--- start ---
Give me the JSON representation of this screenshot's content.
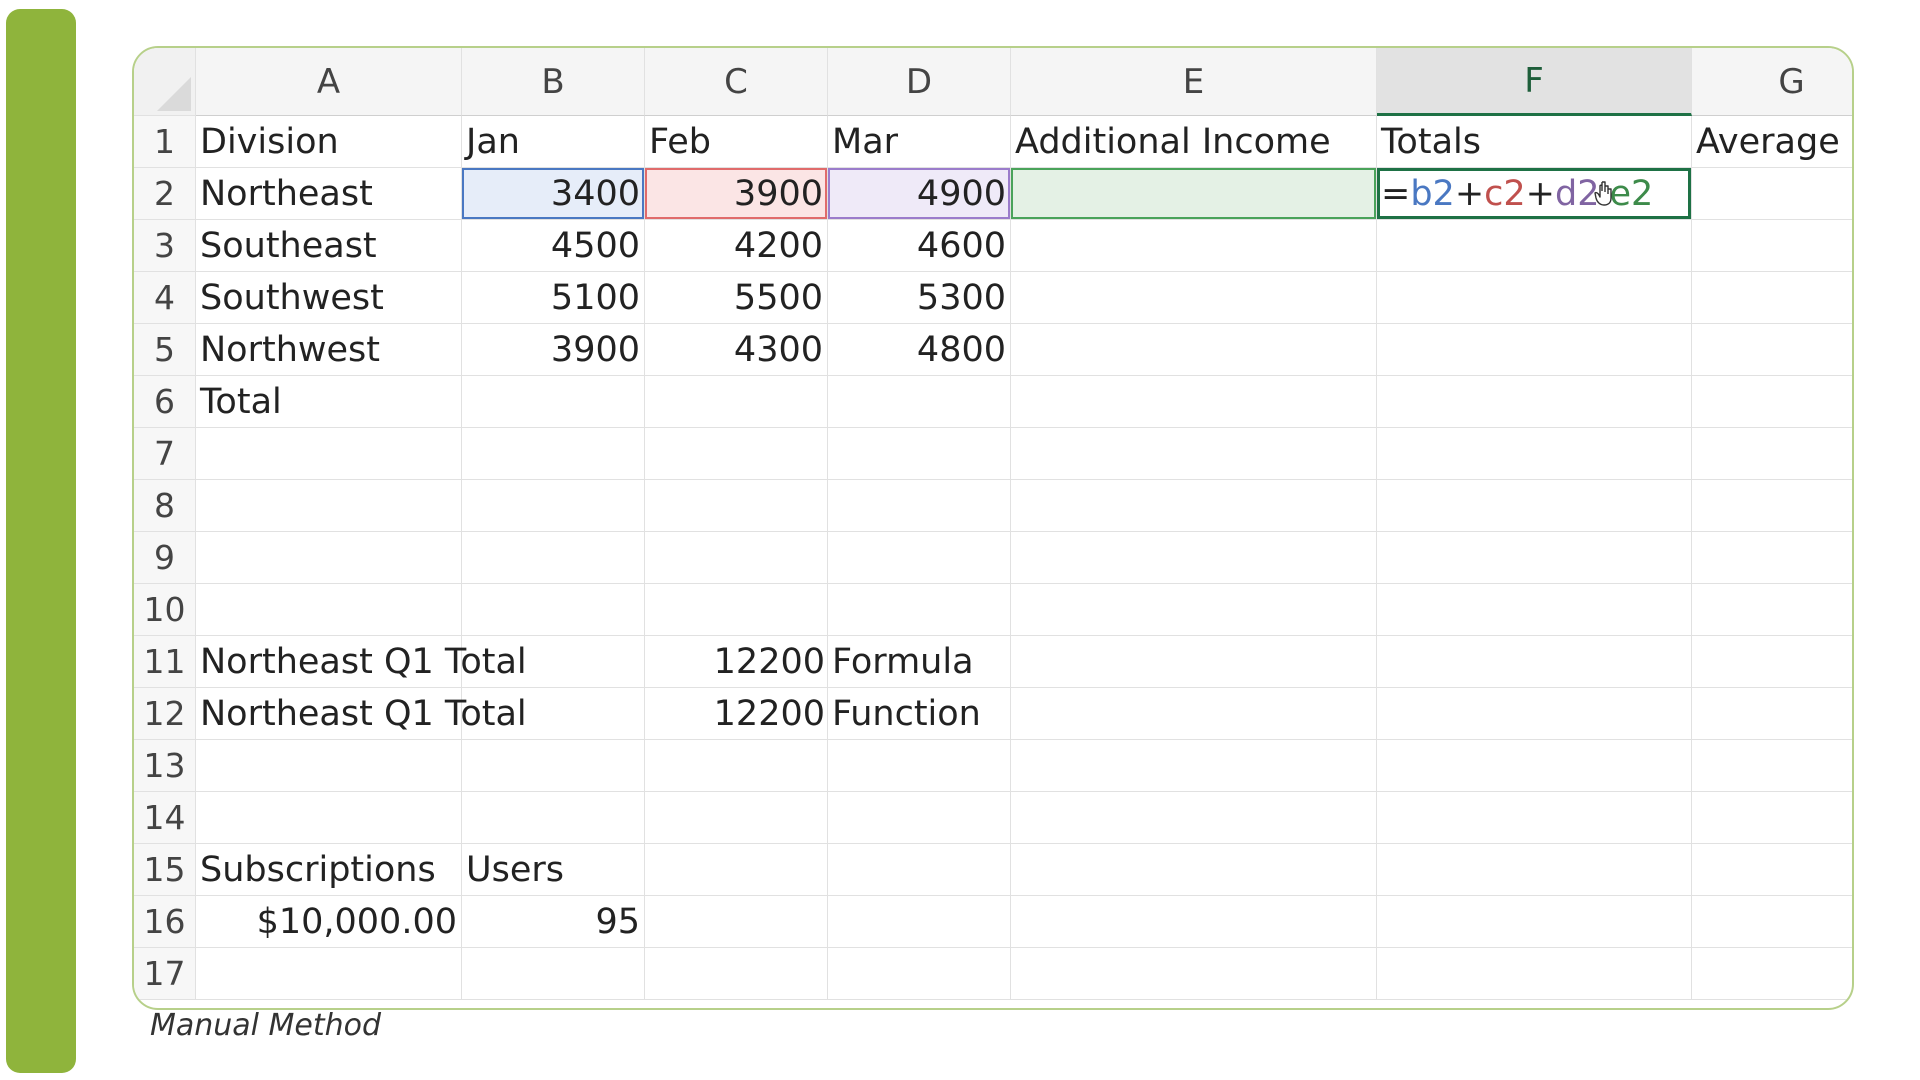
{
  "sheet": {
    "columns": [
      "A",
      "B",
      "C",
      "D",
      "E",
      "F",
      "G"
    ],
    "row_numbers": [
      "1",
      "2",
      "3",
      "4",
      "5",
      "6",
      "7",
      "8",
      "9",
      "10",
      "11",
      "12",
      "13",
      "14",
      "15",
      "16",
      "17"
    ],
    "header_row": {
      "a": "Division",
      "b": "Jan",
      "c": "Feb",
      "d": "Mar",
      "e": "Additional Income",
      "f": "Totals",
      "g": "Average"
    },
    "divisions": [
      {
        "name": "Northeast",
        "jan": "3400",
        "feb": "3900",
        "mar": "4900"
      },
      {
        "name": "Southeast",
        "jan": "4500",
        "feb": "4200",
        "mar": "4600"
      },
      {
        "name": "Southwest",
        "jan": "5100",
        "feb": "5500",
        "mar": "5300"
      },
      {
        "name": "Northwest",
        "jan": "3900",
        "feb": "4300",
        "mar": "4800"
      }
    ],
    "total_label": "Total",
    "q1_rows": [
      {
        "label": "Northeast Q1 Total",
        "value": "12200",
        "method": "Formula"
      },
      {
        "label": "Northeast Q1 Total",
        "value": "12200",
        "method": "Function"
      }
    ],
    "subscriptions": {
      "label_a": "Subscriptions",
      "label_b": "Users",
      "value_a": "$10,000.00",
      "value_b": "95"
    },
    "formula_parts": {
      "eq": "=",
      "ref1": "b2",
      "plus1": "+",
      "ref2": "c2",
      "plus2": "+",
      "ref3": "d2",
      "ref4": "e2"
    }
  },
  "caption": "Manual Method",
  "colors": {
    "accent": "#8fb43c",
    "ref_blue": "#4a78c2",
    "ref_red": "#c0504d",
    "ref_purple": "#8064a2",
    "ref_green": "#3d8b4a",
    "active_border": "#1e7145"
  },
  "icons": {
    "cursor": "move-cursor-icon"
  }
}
--- end ---
OBJECTIVE: Quote the records in full and exactly; skip any image.

FINISHED EXERCISE:
Give me the JSON representation of this screenshot's content.
{
  "sheet": {
    "columns": [
      "A",
      "B",
      "C",
      "D",
      "E",
      "F",
      "G"
    ],
    "row_numbers": [
      "1",
      "2",
      "3",
      "4",
      "5",
      "6",
      "7",
      "8",
      "9",
      "10",
      "11",
      "12",
      "13",
      "14",
      "15",
      "16",
      "17"
    ],
    "header_row": {
      "a": "Division",
      "b": "Jan",
      "c": "Feb",
      "d": "Mar",
      "e": "Additional Income",
      "f": "Totals",
      "g": "Average"
    },
    "divisions": [
      {
        "name": "Northeast",
        "jan": "3400",
        "feb": "3900",
        "mar": "4900"
      },
      {
        "name": "Southeast",
        "jan": "4500",
        "feb": "4200",
        "mar": "4600"
      },
      {
        "name": "Southwest",
        "jan": "5100",
        "feb": "5500",
        "mar": "5300"
      },
      {
        "name": "Northwest",
        "jan": "3900",
        "feb": "4300",
        "mar": "4800"
      }
    ],
    "total_label": "Total",
    "q1_rows": [
      {
        "label": "Northeast Q1 Total",
        "value": "12200",
        "method": "Formula"
      },
      {
        "label": "Northeast Q1 Total",
        "value": "12200",
        "method": "Function"
      }
    ],
    "subscriptions": {
      "label_a": "Subscriptions",
      "label_b": "Users",
      "value_a": "$10,000.00",
      "value_b": "95"
    },
    "formula_parts": {
      "eq": "=",
      "ref1": "b2",
      "plus1": "+",
      "ref2": "c2",
      "plus2": "+",
      "ref3": "d2",
      "ref4": "e2"
    }
  },
  "caption": "Manual Method",
  "colors": {
    "accent": "#8fb43c",
    "ref_blue": "#4a78c2",
    "ref_red": "#c0504d",
    "ref_purple": "#8064a2",
    "ref_green": "#3d8b4a",
    "active_border": "#1e7145"
  },
  "icons": {
    "cursor": "move-cursor-icon"
  }
}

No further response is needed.